Mistakes are proof that you are trying: 2016

Monday, June 27, 2016

Rise of NoSQL

In the age of digital transformation, there has been a proliferation of social media, mobile, cloud, IoT (Internet of Things) in last couple of years. People and businesses are using these mediums/technologies with others/customers to drive their business and stay connected. These technologies are always available, deliver high customer experience and support large number of concurrent users. Users perform billions of interaction on these platforms thereby generating humongous data. This data is usually unstructured and heterogeneous in nature.

The earlier Database systems aka RDBMS are finding it difficult to store and process such large amounts of heterogeneous data as businesses want (near) real time data management which heightens the level of scalability and speed requirements. This is where users/organization are turning to NoSQL databases as they provide:

Better application development productivity through more flexible data model
Greater ability to scale dynamically to support more users and data
Improved performance to satisfy expectations of users wanting highly responsive applications and to allow more complex processing of data

What is NoSQL?
# # # #
**Objective:** Can you reproduce the whole post on the rise of NoSQL above, word for word?

**Raw data:**
# # # #
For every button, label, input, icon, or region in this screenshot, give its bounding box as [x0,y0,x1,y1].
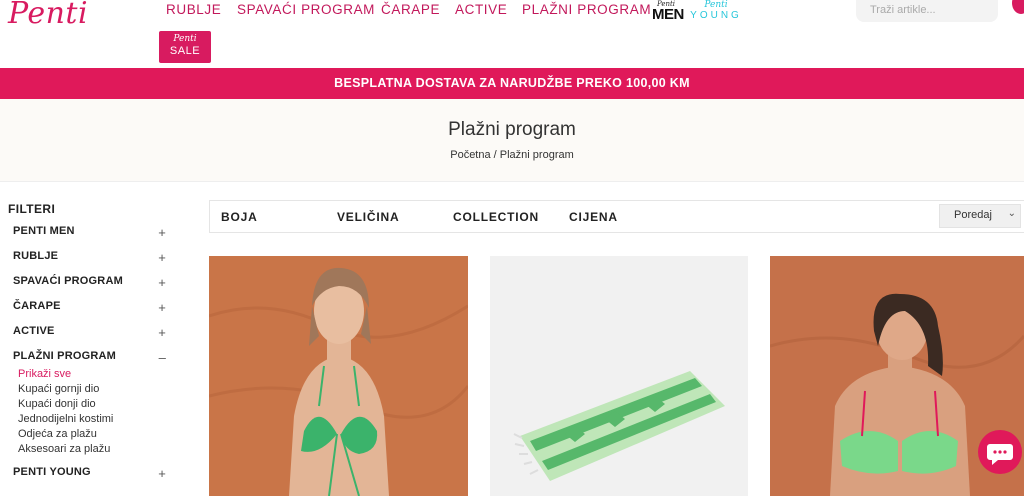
# # # #
**Output of the task:**
Mistakes are proof that you are trying: 2016

Monday, June 27, 2016

Rise of NoSQL

In the age of digital transformation, there has been a proliferation of social media, mobile, cloud, IoT (Internet of Things) in last couple of years. People and businesses are using these mediums/technologies with others/customers to drive their business and stay connected. These technologies are always available, deliver high customer experience and support large number of concurrent users. Users perform billions of interaction on these platforms thereby generating humongous data. This data is usually unstructured and heterogeneous in nature.

The earlier Database systems aka RDBMS are finding it difficult to store and process such large amounts of heterogeneous data as businesses want (near) real time data management which heightens the level of scalability and speed requirements. This is where users/organization are turning to NoSQL databases as they provide:

Better application development productivity through more flexible data model
Greater ability to scale dynamically to support more users and data
Improved performance to satisfy expectations of users wanting highly responsive applications and to allow more complex processing of data

What is NoSQL?